◆ Goal: Copy every line that contains the string "SRMTID" from the entries below.

## Begin

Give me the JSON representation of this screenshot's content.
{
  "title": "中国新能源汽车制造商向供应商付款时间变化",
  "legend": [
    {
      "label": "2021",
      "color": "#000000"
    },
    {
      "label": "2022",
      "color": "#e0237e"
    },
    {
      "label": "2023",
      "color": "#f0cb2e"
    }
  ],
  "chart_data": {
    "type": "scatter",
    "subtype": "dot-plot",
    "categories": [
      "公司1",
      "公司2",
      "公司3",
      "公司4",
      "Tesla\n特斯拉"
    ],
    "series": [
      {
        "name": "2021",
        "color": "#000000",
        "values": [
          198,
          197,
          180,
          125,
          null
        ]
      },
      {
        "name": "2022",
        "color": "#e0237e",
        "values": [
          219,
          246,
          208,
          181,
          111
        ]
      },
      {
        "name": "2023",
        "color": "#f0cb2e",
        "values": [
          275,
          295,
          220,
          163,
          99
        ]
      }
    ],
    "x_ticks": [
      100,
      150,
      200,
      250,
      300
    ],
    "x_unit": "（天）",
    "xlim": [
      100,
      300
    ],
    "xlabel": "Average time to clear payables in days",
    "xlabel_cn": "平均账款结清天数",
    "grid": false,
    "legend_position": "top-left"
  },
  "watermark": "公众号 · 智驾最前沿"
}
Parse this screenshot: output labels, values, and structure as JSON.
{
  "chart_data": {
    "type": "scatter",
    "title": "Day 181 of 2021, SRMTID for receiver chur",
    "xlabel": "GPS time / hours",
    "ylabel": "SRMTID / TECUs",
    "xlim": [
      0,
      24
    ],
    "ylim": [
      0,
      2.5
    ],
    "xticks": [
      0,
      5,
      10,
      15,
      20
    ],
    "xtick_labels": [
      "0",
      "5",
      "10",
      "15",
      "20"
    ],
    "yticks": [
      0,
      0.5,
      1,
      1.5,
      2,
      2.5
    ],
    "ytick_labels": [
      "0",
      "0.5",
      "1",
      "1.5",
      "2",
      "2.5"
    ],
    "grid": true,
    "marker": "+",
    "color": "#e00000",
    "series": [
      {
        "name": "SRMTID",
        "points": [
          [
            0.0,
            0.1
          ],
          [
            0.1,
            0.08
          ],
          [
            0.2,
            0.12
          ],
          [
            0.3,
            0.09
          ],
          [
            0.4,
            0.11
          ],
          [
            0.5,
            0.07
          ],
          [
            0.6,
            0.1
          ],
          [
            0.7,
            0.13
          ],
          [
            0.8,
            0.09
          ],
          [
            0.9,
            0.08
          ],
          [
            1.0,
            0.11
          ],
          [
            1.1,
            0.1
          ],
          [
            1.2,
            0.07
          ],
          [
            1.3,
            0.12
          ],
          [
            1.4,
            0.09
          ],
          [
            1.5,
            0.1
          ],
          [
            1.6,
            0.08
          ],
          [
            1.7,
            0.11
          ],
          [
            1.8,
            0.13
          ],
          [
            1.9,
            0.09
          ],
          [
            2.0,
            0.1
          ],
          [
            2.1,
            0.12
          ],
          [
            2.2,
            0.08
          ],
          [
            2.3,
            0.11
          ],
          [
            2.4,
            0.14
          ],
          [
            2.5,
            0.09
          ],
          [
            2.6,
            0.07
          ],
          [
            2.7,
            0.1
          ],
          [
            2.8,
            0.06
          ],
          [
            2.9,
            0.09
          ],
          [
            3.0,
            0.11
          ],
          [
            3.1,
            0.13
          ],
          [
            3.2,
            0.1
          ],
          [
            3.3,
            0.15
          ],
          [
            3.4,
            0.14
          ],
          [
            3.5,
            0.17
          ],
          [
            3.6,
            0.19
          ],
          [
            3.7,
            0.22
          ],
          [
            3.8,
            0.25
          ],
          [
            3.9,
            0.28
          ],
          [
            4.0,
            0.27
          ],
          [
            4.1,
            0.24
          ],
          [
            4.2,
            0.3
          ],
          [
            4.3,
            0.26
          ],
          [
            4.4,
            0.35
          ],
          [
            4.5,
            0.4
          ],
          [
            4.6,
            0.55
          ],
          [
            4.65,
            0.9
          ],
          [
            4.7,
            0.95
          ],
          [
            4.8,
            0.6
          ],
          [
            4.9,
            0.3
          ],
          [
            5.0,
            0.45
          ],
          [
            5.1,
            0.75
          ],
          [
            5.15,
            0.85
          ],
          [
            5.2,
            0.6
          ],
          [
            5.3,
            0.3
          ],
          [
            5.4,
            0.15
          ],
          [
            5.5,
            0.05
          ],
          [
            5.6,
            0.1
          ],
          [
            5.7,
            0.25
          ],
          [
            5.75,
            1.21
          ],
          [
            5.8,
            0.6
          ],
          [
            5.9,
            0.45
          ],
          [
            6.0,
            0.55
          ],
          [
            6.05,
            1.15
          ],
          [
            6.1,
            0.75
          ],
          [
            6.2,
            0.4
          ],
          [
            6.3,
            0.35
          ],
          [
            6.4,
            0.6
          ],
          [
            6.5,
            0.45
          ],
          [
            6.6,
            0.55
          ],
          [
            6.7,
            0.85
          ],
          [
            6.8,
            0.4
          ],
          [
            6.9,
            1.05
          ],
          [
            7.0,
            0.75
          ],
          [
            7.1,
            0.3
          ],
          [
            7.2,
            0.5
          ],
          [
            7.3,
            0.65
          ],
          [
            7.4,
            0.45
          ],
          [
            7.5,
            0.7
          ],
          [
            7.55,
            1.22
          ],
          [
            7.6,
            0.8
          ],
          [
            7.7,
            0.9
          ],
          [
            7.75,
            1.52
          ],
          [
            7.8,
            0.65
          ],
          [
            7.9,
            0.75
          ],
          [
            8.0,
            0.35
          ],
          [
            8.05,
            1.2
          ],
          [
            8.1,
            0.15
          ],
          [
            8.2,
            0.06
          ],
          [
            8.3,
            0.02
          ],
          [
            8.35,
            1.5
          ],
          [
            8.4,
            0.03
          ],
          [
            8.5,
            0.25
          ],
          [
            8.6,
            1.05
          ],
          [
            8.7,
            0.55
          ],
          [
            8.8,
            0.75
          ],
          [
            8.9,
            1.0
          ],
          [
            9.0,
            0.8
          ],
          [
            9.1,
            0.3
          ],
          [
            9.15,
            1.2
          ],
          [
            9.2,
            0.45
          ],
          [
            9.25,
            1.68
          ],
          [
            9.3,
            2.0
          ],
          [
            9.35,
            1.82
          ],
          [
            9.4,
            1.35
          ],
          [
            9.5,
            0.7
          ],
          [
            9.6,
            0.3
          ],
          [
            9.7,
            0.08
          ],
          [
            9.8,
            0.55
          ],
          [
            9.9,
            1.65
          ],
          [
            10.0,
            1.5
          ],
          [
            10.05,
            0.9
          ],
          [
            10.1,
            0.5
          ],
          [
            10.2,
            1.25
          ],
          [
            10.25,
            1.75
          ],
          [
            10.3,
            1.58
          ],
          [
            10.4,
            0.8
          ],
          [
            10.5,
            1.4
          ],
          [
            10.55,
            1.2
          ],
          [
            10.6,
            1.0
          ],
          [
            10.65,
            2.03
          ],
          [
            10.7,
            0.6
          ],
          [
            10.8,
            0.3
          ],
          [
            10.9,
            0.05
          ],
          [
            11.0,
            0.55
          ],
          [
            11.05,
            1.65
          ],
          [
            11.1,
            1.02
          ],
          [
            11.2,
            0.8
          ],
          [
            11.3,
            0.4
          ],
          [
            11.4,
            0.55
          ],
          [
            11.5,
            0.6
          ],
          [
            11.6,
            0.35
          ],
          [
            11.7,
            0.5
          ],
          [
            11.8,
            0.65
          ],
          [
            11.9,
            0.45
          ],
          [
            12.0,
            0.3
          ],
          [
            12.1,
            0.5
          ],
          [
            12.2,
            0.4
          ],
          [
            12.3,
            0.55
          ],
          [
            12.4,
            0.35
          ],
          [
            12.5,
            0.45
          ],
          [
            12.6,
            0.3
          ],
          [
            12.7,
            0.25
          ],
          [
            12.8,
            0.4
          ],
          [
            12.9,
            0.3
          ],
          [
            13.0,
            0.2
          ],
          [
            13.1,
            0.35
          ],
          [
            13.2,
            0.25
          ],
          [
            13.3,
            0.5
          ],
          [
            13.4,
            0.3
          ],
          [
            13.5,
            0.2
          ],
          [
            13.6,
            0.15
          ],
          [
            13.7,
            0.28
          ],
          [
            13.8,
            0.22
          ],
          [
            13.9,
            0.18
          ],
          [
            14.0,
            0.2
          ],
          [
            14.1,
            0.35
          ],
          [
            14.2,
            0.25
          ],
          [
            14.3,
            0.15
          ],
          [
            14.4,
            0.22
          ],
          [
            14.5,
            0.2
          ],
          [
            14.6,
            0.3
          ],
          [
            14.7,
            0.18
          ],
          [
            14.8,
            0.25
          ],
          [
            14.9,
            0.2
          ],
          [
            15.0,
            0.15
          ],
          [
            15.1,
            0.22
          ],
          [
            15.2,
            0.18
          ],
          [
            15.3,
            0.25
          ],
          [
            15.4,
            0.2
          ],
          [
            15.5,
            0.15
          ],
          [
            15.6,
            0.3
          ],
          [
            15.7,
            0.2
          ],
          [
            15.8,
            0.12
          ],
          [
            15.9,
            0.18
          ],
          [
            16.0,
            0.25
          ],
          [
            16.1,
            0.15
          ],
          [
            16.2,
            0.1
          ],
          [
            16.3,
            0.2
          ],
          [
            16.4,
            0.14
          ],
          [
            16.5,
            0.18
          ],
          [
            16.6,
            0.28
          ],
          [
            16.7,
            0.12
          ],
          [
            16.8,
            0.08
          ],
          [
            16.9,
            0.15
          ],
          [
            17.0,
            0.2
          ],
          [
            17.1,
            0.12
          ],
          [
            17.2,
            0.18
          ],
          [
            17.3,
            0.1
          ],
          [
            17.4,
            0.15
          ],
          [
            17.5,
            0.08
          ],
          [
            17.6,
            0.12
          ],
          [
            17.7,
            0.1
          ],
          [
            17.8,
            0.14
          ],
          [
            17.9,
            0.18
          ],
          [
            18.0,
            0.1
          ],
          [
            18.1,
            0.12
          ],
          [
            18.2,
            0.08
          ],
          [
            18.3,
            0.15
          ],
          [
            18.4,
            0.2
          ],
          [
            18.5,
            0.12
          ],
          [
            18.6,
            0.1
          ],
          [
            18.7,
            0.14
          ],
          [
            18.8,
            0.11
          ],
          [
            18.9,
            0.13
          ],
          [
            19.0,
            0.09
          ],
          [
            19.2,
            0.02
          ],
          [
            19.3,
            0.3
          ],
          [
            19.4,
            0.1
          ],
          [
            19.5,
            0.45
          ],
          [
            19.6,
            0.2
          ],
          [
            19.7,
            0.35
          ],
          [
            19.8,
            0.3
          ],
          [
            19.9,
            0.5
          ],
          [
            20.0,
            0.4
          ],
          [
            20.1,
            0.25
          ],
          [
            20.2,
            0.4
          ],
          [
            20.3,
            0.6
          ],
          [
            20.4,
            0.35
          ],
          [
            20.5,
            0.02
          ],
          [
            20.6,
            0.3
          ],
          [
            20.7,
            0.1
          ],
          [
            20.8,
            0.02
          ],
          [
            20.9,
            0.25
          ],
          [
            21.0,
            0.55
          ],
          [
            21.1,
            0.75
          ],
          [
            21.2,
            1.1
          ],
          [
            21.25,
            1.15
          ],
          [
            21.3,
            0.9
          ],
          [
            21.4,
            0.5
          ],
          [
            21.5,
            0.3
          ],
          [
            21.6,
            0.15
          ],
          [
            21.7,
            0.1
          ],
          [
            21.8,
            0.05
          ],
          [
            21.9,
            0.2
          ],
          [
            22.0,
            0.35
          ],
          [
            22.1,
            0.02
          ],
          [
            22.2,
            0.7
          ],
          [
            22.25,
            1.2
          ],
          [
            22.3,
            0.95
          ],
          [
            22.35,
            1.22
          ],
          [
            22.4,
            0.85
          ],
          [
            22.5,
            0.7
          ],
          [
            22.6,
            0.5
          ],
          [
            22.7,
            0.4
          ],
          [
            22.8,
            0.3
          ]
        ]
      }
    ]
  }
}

## End

◆ Solved problem:
    "title": "Day 181 of 2021, SRMTID for receiver chur",
    "ylabel": "SRMTID / TECUs",
        "name": "SRMTID",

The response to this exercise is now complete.